I’m making this sound like a curate’s egg, though, and I don’t think that does the show justice (Chasuble is a canon after all) because there is an eagerness to please that evidences the earnestness of the cast. To coin a Wildean apothegm, to play The Importance as a string of funny lines may be a misfortune, but not to play it as a string of funny lines would be careless. And one could hardly in this instance say the lines were immaterial, as they conjured the requisite laughter throughout Thursday’s audience.
Hugh Cox lights things up from the start, with his perky and expressive Algernon. I’d say he owes something of a debt to Bertie Wooster, only that would be a little anachronistic, and Algie is also quicker on the uptake than Wodehouse’s hero. Slightly less quick on the uptake is Tedora’s Jack, who hasn’t yet mastered the comic timing that should make the piece sing; never mind pulling one over on Gwendolen and her mother, he needs a more commanding presence if he’s to convince us that he’s as earnest as he makes out.
As Algie’s Aunt Augusta, Tim Williams takes this production down the line of the pantomimic; it’s a brave move, especially in the shadow – or the light of – the acclaim won recently by the much more diminutive David Suchet as her ladyship in the West End, but Williams gives a solid performance, in several senses, anchoring the particular tone of this staging, and he neither milks nor underplays the handbag.
In the role of his/her daughter Gwendolen, Rachel Burnham offers a full, and fully crafty, portrayal, from which it is hard to take one’s eyes. Even in a small gesture such as pretending to follow her mother offstage, when she has been forbidden to converse with Jack, the single step Burnham takes before remaining precisely where she stands is a model of playful poise.

*Task list:*
**a.** From the review of the production above, return the passage that begins at the words "As Algie’s Aunt" and stops after "of playful poise.", copied without changes.
**b.** In the theater review, which actor plays Algernon?
**c.** Write what comes next in the theater review, picking up after its final sentence.

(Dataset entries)
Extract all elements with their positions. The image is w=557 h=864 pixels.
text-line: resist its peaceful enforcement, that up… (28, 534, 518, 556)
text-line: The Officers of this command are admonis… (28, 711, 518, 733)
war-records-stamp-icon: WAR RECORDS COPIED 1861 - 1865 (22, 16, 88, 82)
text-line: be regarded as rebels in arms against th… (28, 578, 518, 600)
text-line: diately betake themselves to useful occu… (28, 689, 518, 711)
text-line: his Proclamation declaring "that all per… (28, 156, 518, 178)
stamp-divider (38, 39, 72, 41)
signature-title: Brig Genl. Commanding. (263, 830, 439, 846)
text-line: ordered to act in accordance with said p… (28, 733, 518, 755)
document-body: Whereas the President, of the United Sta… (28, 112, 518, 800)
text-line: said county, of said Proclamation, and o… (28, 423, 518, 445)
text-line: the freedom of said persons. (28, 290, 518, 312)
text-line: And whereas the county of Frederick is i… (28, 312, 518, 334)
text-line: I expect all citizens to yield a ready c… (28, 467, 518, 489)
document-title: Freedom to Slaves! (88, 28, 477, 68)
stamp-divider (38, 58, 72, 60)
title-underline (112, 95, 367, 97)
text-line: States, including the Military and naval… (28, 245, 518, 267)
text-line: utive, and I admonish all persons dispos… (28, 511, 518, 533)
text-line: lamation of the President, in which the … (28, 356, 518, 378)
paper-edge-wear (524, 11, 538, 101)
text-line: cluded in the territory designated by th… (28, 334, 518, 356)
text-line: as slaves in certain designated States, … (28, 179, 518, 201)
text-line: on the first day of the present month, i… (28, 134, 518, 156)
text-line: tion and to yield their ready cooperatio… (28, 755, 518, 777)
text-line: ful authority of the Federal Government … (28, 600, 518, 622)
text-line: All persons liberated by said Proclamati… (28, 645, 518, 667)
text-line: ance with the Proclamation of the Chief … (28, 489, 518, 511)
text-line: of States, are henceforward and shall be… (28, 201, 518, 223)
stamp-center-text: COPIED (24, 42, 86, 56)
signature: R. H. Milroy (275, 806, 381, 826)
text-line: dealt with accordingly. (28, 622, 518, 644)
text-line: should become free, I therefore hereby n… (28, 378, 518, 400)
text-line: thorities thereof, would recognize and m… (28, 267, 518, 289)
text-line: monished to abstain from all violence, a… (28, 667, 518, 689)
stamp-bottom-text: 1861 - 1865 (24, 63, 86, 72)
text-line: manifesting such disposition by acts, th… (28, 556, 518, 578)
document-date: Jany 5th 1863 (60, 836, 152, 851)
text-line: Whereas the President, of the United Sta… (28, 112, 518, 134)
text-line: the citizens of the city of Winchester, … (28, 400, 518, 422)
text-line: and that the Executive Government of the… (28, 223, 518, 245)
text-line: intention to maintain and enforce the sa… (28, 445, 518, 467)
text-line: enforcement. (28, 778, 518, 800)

*Results of the tasks:*
**a.**
As Algie’s Aunt Augusta, Tim Williams takes this production down the line of the pantomimic; it’s a brave move, especially in the shadow – or the light of – the acclaim won recently by the much more diminutive David Suchet as her ladyship in the West End, but Williams gives a solid performance, in several senses, anchoring the particular tone of this staging, and he neither milks nor underplays the handbag.
In the role of his/her daughter Gwendolen, Rachel Burnham offers a full, and fully crafty, portrayal, from which it is hard to take one’s eyes. Even in a small gesture such as pretending to follow her mother offstage, when she has been forbidden to converse with Jack, the single step Burnham takes before remaining precisely where she stands is a model of playful poise.

**b.** Hugh Cox

**c.**
Equally watchable is Ellie Greenwood as Cecily, confined to the countryside by her guardian but living an imaginary life through her diary. Once she has ensnared Algie, who is posing as Ernest, there is an endearing twinkle to the way she reads this diary back to him, to reveal that – in her version of events at least – they have already been engaged for months.
With the characters of both fiancées nicely established, the stage is set for their meeting and misunderstanding. Their first encounter, which starts the second half, does not disappoint: the manners of the maidens run the gamut of faux-friendliness, passive aggression and finally fellow feeling – I punched the air when they pronounced themselves sisters as the boys had predicted – the scene perfectly played, paced and blocked.
There is a likewise enjoyable dynamic between Laurie Coombs as Miss Prism and Craig Cameron-Fisher as Chasuble, whose romance plays out in the background – I derive the metaphor from the literal here – of the two young (well, youngish) couples. Chasuble could merely have been a stooge for Jack and Algie’s impromptu demands, but Cameron-Fisher has him perk up with pecuniary interest when a funeral or christening is in the offing; and he is nicely balanced by Coombs, who allows Prism as much girlish fantasy as her charge, in remembering the sentimental three-volume novel she composed as a younger woman. We all place our faith in such fictions.
If these pairings work, the denouement is nevertheless a bit of a strain. While individual lines get their laughs, Sarah Hill’s direction at this crucial juncture lacks sufficient zip or zing to suspend our disbelief. Lady B’s ad lib about looking up the name of Moncrieff Sr in the National Archive is on its own terms fine, but it throws Jack off and gives us all pause to ponder the unlikelinesses that have stacked up to get us into this situation. While it may be difficult for Jack and Algie to maintain their earnest fictions for the women in their lives, Earnest needs at least to sustain that story for the audience.